§ What needs to be done
Reproduce every line of the listing below verbatim, leaving out any picture.

§ Exercise materials
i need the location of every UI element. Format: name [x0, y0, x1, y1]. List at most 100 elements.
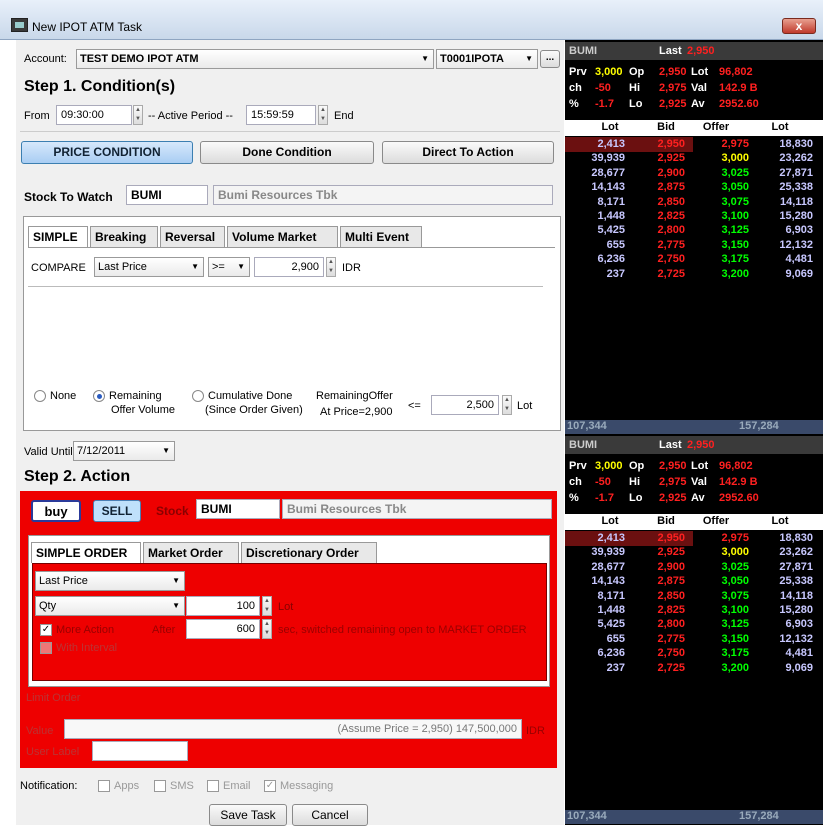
account-label: Account:	[24, 53, 67, 65]
book-header-3: Lot	[771, 121, 789, 133]
offer-price: 3,075	[721, 195, 749, 208]
offer-lot: 12,132	[779, 238, 813, 251]
at-price-label: At Price=2,900	[320, 406, 393, 418]
account-select[interactable]: TEST DEMO IPOT ATM ▼	[76, 49, 434, 69]
buy-button[interactable]: buy	[31, 500, 81, 522]
tab-market-order[interactable]: Market Order	[143, 542, 239, 563]
remaining-label-1: Remaining	[109, 390, 162, 402]
chevron-down-icon: ▼	[191, 262, 199, 271]
tab-underline	[28, 247, 555, 248]
compare-field-select[interactable]: Last Price ▼	[94, 257, 204, 277]
sms-checkbox[interactable]	[154, 780, 166, 792]
qty-input[interactable]: 100	[186, 596, 260, 616]
quote-stat: Lot	[691, 460, 709, 472]
chevron-down-icon: ▼	[162, 446, 170, 455]
app-icon	[11, 18, 28, 32]
compare-operator-select[interactable]: >= ▼	[208, 257, 250, 277]
more-action-checkbox[interactable]: ✓	[40, 624, 52, 636]
compare-field-value: Last Price	[98, 261, 147, 273]
quote-stat: %	[569, 98, 579, 110]
tab-simple-order[interactable]: SIMPLE ORDER	[31, 542, 141, 563]
chevron-down-icon: ▼	[172, 601, 180, 610]
quote-last-label: Last	[659, 45, 682, 57]
to-time-input[interactable]: 15:59:59	[246, 105, 316, 125]
tab-multi-event[interactable]: Multi Event	[340, 226, 422, 247]
offer-price: 3,050	[721, 575, 749, 588]
offer-price: 2,975	[721, 138, 749, 150]
bid-price: 2,725	[657, 267, 685, 280]
quote-stat: 142.9 B	[719, 476, 758, 488]
book-header-1: Bid	[657, 121, 675, 133]
bid-price: 2,850	[657, 589, 685, 602]
tab-simple[interactable]: SIMPLE	[28, 226, 88, 247]
bid-lot: 5,425	[597, 618, 625, 631]
save-task-button[interactable]: Save Task	[209, 804, 287, 826]
valid-until-select[interactable]: 7/12/2011 ▼	[73, 441, 175, 461]
quote-stat: Op	[629, 66, 645, 78]
offer-lot: 14,118	[779, 195, 813, 208]
value-unit: IDR	[526, 725, 545, 737]
qty-spinner[interactable]: ▲ ▼	[262, 596, 272, 616]
market-panel: BUMI Last 2,950 Prv 3,000 Op 2,950 Lot 96,802 ch -…	[565, 40, 823, 825]
book-header-0: Lot	[601, 121, 619, 133]
action-stock-code-input[interactable]: BUMI	[196, 499, 280, 519]
quote-stat: Lo	[629, 98, 643, 110]
bid-lot: 6,236	[597, 647, 625, 660]
offer-price: 3,150	[721, 238, 749, 251]
book-header-1: Bid	[657, 515, 675, 527]
price-condition-button[interactable]: PRICE CONDITION	[21, 141, 193, 164]
offer-lot: 25,338	[779, 181, 813, 194]
user-label-input[interactable]	[92, 741, 188, 761]
tab-discretionary-order[interactable]: Discretionary Order	[241, 542, 377, 563]
close-button[interactable]: x	[782, 18, 816, 34]
more-action-label: More Action	[56, 624, 115, 636]
done-condition-button[interactable]: Done Condition	[200, 141, 374, 164]
quote-stat: 2,925	[659, 98, 687, 110]
sms-label: SMS	[170, 780, 194, 792]
quote-stat: 3,000	[595, 66, 623, 78]
tab-reversal[interactable]: Reversal	[160, 226, 225, 247]
qty-type-select[interactable]: Qty ▼	[35, 596, 185, 616]
tab-breaking[interactable]: Breaking	[90, 226, 158, 247]
value-display: (Assume Price = 2,950) 147,500,000	[64, 719, 522, 739]
compare-value-spinner[interactable]: ▲ ▼	[326, 257, 336, 277]
apps-checkbox[interactable]	[98, 780, 110, 792]
quote-stat: -1.7	[595, 98, 614, 110]
quote-stat: Prv	[569, 460, 587, 472]
offer-lot: 18,830	[779, 532, 813, 544]
watch-stock-code-input[interactable]: BUMI	[126, 185, 208, 205]
action-stock-label: Stock	[156, 504, 189, 518]
offer-price: 3,175	[721, 647, 749, 660]
offer-price: 3,025	[721, 166, 749, 179]
after-input[interactable]: 600	[186, 619, 260, 639]
cancel-button[interactable]: Cancel	[292, 804, 368, 826]
from-time-input[interactable]: 09:30:00	[56, 105, 132, 125]
sell-button[interactable]: SELL	[93, 500, 141, 522]
remaining-radio[interactable]	[93, 390, 105, 402]
tab-volume-market[interactable]: Volume Market	[227, 226, 338, 247]
offer-lot: 9,069	[785, 267, 813, 280]
with-interval-checkbox[interactable]	[40, 642, 52, 654]
cumulative-radio[interactable]	[192, 390, 204, 402]
price-type-select[interactable]: Last Price ▼	[35, 571, 185, 591]
after-spinner[interactable]: ▲ ▼	[262, 619, 272, 639]
to-time-spinner[interactable]: ▲ ▼	[318, 105, 328, 125]
bid-price: 2,725	[657, 661, 685, 674]
none-radio[interactable]	[34, 390, 46, 402]
account-value: TEST DEMO IPOT ATM	[80, 53, 199, 65]
bid-lot: 237	[606, 661, 625, 674]
direct-to-action-button[interactable]: Direct To Action	[382, 141, 554, 164]
lot-spinner[interactable]: ▲ ▼	[502, 395, 512, 415]
lot-input[interactable]: 2,500	[431, 395, 499, 415]
messaging-checkbox[interactable]: ✓	[264, 780, 276, 792]
compare-value-input[interactable]: 2,900	[254, 257, 324, 277]
email-checkbox[interactable]	[207, 780, 219, 792]
quote-stat: Op	[629, 460, 645, 472]
account-code-select[interactable]: T0001IPOTA ▼	[436, 49, 538, 69]
chevron-down-icon: ▼	[421, 54, 429, 63]
quote-stat: %	[569, 492, 579, 504]
from-time-spinner[interactable]: ▲ ▼	[133, 105, 143, 125]
offer-price: 2,975	[721, 532, 749, 544]
compare-operator-value: >=	[212, 261, 225, 273]
account-more-button[interactable]: ...	[540, 50, 560, 68]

§ Response below
i need the location of every UI element. Format: name [x0, y0, x1, y1]. List at most 100 elements.
account-label: Account:	[24, 53, 67, 65]
book-header-3: Lot	[771, 121, 789, 133]
offer-price: 3,075	[721, 195, 749, 208]
offer-lot: 12,132	[779, 238, 813, 251]
at-price-label: At Price=2,900	[320, 406, 393, 418]
account-select[interactable]: TEST DEMO IPOT ATM ▼	[76, 49, 434, 69]
buy-button[interactable]: buy	[31, 500, 81, 522]
tab-market-order[interactable]: Market Order	[143, 542, 239, 563]
remaining-label-1: Remaining	[109, 390, 162, 402]
chevron-down-icon: ▼	[191, 262, 199, 271]
tab-underline	[28, 247, 555, 248]
compare-field-select[interactable]: Last Price ▼	[94, 257, 204, 277]
sms-checkbox[interactable]	[154, 780, 166, 792]
qty-input[interactable]: 100	[186, 596, 260, 616]
quote-stat: Lot	[691, 460, 709, 472]
chevron-down-icon: ▼	[162, 446, 170, 455]
app-icon	[11, 18, 28, 32]
compare-operator-select[interactable]: >= ▼	[208, 257, 250, 277]
more-action-checkbox[interactable]: ✓	[40, 624, 52, 636]
compare-field-value: Last Price	[98, 261, 147, 273]
quote-stat: %	[569, 98, 579, 110]
tab-simple-order[interactable]: SIMPLE ORDER	[31, 542, 141, 563]
chevron-down-icon: ▼	[172, 601, 180, 610]
quote-last-label: Last	[659, 45, 682, 57]
to-time-input[interactable]: 15:59:59	[246, 105, 316, 125]
tab-multi-event[interactable]: Multi Event	[340, 226, 422, 247]
offer-price: 3,050	[721, 575, 749, 588]
offer-price: 2,975	[721, 138, 749, 150]
bid-price: 2,725	[657, 267, 685, 280]
quote-stat: 142.9 B	[719, 476, 758, 488]
book-header-1: Bid	[657, 121, 675, 133]
bid-price: 2,850	[657, 589, 685, 602]
tab-simple[interactable]: SIMPLE	[28, 226, 88, 247]
bid-lot: 5,425	[597, 618, 625, 631]
save-task-button[interactable]: Save Task	[209, 804, 287, 826]
valid-until-select[interactable]: 7/12/2011 ▼	[73, 441, 175, 461]
quote-stat: Op	[629, 66, 645, 78]
offer-lot: 14,118	[779, 195, 813, 208]
value-unit: IDR	[526, 725, 545, 737]
qty-spinner[interactable]: ▲ ▼	[262, 596, 272, 616]
market-panel: BUMI Last 2,950 Prv 3,000 Op 2,950 Lot 96,802 ch -…	[565, 40, 823, 825]
book-header-0: Lot	[601, 121, 619, 133]
action-stock-code-input[interactable]: BUMI	[196, 499, 280, 519]
quote-stat: Lo	[629, 98, 643, 110]
bid-lot: 6,236	[597, 647, 625, 660]
offer-price: 3,150	[721, 238, 749, 251]
book-header-1: Bid	[657, 515, 675, 527]
price-condition-button[interactable]: PRICE CONDITION	[21, 141, 193, 164]
offer-lot: 25,338	[779, 181, 813, 194]
user-label-input[interactable]	[92, 741, 188, 761]
tab-discretionary-order[interactable]: Discretionary Order	[241, 542, 377, 563]
close-button[interactable]: x	[782, 18, 816, 34]
more-action-label: More Action	[56, 624, 115, 636]
done-condition-button[interactable]: Done Condition	[200, 141, 374, 164]
quote-stat: 2,925	[659, 98, 687, 110]
sms-label: SMS	[170, 780, 194, 792]
quote-stat: 3,000	[595, 66, 623, 78]
tab-reversal[interactable]: Reversal	[160, 226, 225, 247]
qty-type-select[interactable]: Qty ▼	[35, 596, 185, 616]
tab-breaking[interactable]: Breaking	[90, 226, 158, 247]
value-display: (Assume Price = 2,950) 147,500,000	[64, 719, 522, 739]
compare-value-spinner[interactable]: ▲ ▼	[326, 257, 336, 277]
apps-checkbox[interactable]	[98, 780, 110, 792]
quote-stat: -1.7	[595, 98, 614, 110]
quote-stat: Prv	[569, 460, 587, 472]
offer-lot: 18,830	[779, 532, 813, 544]
watch-stock-code-input[interactable]: BUMI	[126, 185, 208, 205]
action-stock-label: Stock	[156, 504, 189, 518]
offer-price: 3,175	[721, 647, 749, 660]
offer-price: 3,025	[721, 166, 749, 179]
after-input[interactable]: 600	[186, 619, 260, 639]
cancel-button[interactable]: Cancel	[292, 804, 368, 826]
from-time-input[interactable]: 09:30:00	[56, 105, 132, 125]
sell-button[interactable]: SELL	[93, 500, 141, 522]
remaining-radio[interactable]	[93, 390, 105, 402]
tab-volume-market[interactable]: Volume Market	[227, 226, 338, 247]
offer-lot: 9,069	[785, 267, 813, 280]
with-interval-checkbox[interactable]	[40, 642, 52, 654]
cumulative-radio[interactable]	[192, 390, 204, 402]
price-type-select[interactable]: Last Price ▼	[35, 571, 185, 591]
after-spinner[interactable]: ▲ ▼	[262, 619, 272, 639]
to-time-spinner[interactable]: ▲ ▼	[318, 105, 328, 125]
bid-price: 2,725	[657, 661, 685, 674]
none-radio[interactable]	[34, 390, 46, 402]
account-value: TEST DEMO IPOT ATM	[80, 53, 199, 65]
bid-lot: 237	[606, 661, 625, 674]
direct-to-action-button[interactable]: Direct To Action	[382, 141, 554, 164]
lot-spinner[interactable]: ▲ ▼	[502, 395, 512, 415]
lot-input[interactable]: 2,500	[431, 395, 499, 415]
messaging-checkbox[interactable]: ✓	[264, 780, 276, 792]
compare-value-input[interactable]: 2,900	[254, 257, 324, 277]
email-checkbox[interactable]	[207, 780, 219, 792]
quote-stat: Op	[629, 460, 645, 472]
account-code-select[interactable]: T0001IPOTA ▼	[436, 49, 538, 69]
chevron-down-icon: ▼	[421, 54, 429, 63]
quote-stat: %	[569, 492, 579, 504]
from-time-spinner[interactable]: ▲ ▼	[133, 105, 143, 125]
offer-price: 2,975	[721, 532, 749, 544]
compare-operator-value: >=	[212, 261, 225, 273]
account-more-button[interactable]: ...	[540, 50, 560, 68]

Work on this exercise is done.